Every line of the material below must be repeated exactly.

== SUPPLIED RECORDS

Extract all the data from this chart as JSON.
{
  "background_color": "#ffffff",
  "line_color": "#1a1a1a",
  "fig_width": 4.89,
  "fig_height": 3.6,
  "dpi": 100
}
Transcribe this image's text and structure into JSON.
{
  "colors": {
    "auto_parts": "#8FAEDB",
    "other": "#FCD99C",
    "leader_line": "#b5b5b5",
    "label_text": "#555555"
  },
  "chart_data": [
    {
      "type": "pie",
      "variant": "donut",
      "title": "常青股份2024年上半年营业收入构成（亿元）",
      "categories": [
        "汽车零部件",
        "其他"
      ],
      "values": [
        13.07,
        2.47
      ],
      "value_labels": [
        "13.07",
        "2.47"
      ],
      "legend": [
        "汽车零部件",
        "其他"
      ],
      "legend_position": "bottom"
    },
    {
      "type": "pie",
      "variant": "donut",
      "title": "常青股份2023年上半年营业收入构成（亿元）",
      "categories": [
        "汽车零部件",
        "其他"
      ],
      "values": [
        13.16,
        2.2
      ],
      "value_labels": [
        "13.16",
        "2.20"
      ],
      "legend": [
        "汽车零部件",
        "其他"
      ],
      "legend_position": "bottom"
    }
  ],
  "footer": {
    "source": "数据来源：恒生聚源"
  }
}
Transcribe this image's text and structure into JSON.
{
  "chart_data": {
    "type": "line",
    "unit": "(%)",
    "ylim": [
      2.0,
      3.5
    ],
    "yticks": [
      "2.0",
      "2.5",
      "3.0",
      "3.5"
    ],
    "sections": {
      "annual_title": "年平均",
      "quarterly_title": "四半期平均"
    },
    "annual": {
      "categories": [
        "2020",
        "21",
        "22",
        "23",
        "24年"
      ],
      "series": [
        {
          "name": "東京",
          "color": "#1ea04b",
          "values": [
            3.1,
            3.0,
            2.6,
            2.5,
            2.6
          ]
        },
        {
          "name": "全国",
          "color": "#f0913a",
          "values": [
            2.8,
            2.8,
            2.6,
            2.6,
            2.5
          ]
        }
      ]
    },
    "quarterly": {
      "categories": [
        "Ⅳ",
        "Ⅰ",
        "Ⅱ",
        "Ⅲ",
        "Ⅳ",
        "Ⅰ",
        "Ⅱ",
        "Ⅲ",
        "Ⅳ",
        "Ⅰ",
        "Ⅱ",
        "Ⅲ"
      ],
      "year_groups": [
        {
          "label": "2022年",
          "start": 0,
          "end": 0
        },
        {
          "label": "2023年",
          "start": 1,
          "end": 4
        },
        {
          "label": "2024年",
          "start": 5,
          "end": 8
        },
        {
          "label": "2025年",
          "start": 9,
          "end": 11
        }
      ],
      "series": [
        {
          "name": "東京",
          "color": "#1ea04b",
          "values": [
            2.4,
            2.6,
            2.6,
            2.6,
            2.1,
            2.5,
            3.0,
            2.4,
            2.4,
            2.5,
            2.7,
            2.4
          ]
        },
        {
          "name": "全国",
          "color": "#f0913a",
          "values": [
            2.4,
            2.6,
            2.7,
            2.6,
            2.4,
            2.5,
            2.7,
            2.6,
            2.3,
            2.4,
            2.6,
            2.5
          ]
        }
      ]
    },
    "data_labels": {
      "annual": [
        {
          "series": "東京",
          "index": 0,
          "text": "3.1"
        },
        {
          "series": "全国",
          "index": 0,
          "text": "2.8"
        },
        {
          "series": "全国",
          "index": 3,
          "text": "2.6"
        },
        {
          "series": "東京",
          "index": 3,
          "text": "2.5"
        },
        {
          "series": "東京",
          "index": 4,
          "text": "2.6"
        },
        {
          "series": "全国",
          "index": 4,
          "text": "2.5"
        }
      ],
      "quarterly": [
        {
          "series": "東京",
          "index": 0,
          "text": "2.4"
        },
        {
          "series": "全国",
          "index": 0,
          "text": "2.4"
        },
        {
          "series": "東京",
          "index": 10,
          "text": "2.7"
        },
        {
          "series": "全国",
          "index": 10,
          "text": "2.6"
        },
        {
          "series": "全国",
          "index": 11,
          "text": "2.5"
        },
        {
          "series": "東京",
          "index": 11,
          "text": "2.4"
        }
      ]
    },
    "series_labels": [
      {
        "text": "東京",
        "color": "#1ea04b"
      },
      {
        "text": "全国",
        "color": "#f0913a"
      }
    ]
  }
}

====

◆ **RESPONSE**
Extract all the data from this chart as JSON.
{
  "background_color": "#ffffff",
  "line_color": "#1a1a1a",
  "fig_width": 4.89,
  "fig_height": 3.6,
  "dpi": 100
}
Transcribe this image's text and structure into JSON.
{
  "colors": {
    "auto_parts": "#8FAEDB",
    "other": "#FCD99C",
    "leader_line": "#b5b5b5",
    "label_text": "#555555"
  },
  "chart_data": [
    {
      "type": "pie",
      "variant": "donut",
      "title": "常青股份2024年上半年营业收入构成（亿元）",
      "categories": [
        "汽车零部件",
        "其他"
      ],
      "values": [
        13.07,
        2.47
      ],
      "value_labels": [
        "13.07",
        "2.47"
      ],
      "legend": [
        "汽车零部件",
        "其他"
      ],
      "legend_position": "bottom"
    },
    {
      "type": "pie",
      "variant": "donut",
      "title": "常青股份2023年上半年营业收入构成（亿元）",
      "categories": [
        "汽车零部件",
        "其他"
      ],
      "values": [
        13.16,
        2.2
      ],
      "value_labels": [
        "13.16",
        "2.20"
      ],
      "legend": [
        "汽车零部件",
        "其他"
      ],
      "legend_position": "bottom"
    }
  ],
  "footer": {
    "source": "数据来源：恒生聚源"
  }
}
Transcribe this image's text and structure into JSON.
{
  "chart_data": {
    "type": "line",
    "unit": "(%)",
    "ylim": [
      2.0,
      3.5
    ],
    "yticks": [
      "2.0",
      "2.5",
      "3.0",
      "3.5"
    ],
    "sections": {
      "annual_title": "年平均",
      "quarterly_title": "四半期平均"
    },
    "annual": {
      "categories": [
        "2020",
        "21",
        "22",
        "23",
        "24年"
      ],
      "series": [
        {
          "name": "東京",
          "color": "#1ea04b",
          "values": [
            3.1,
            3.0,
            2.6,
            2.5,
            2.6
          ]
        },
        {
          "name": "全国",
          "color": "#f0913a",
          "values": [
            2.8,
            2.8,
            2.6,
            2.6,
            2.5
          ]
        }
      ]
    },
    "quarterly": {
      "categories": [
        "Ⅳ",
        "Ⅰ",
        "Ⅱ",
        "Ⅲ",
        "Ⅳ",
        "Ⅰ",
        "Ⅱ",
        "Ⅲ",
        "Ⅳ",
        "Ⅰ",
        "Ⅱ",
        "Ⅲ"
      ],
      "year_groups": [
        {
          "label": "2022年",
          "start": 0,
          "end": 0
        },
        {
          "label": "2023年",
          "start": 1,
          "end": 4
        },
        {
          "label": "2024年",
          "start": 5,
          "end": 8
        },
        {
          "label": "2025年",
          "start": 9,
          "end": 11
        }
      ],
      "series": [
        {
          "name": "東京",
          "color": "#1ea04b",
          "values": [
            2.4,
            2.6,
            2.6,
            2.6,
            2.1,
            2.5,
            3.0,
            2.4,
            2.4,
            2.5,
            2.7,
            2.4
          ]
        },
        {
          "name": "全国",
          "color": "#f0913a",
          "values": [
            2.4,
            2.6,
            2.7,
            2.6,
            2.4,
            2.5,
            2.7,
            2.6,
            2.3,
            2.4,
            2.6,
            2.5
          ]
        }
      ]
    },
    "data_labels": {
      "annual": [
        {
          "series": "東京",
          "index": 0,
          "text": "3.1"
        },
        {
          "series": "全国",
          "index": 0,
          "text": "2.8"
        },
        {
          "series": "全国",
          "index": 3,
          "text": "2.6"
        },
        {
          "series": "東京",
          "index": 3,
          "text": "2.5"
        },
        {
          "series": "東京",
          "index": 4,
          "text": "2.6"
        },
        {
          "series": "全国",
          "index": 4,
          "text": "2.5"
        }
      ],
      "quarterly": [
        {
          "series": "東京",
          "index": 0,
          "text": "2.4"
        },
        {
          "series": "全国",
          "index": 0,
          "text": "2.4"
        },
        {
          "series": "東京",
          "index": 10,
          "text": "2.7"
        },
        {
          "series": "全国",
          "index": 10,
          "text": "2.6"
        },
        {
          "series": "全国",
          "index": 11,
          "text": "2.5"
        },
        {
          "series": "東京",
          "index": 11,
          "text": "2.4"
        }
      ]
    },
    "series_labels": [
      {
        "text": "東京",
        "color": "#1ea04b"
      },
      {
        "text": "全国",
        "color": "#f0913a"
      }
    ]
  }
}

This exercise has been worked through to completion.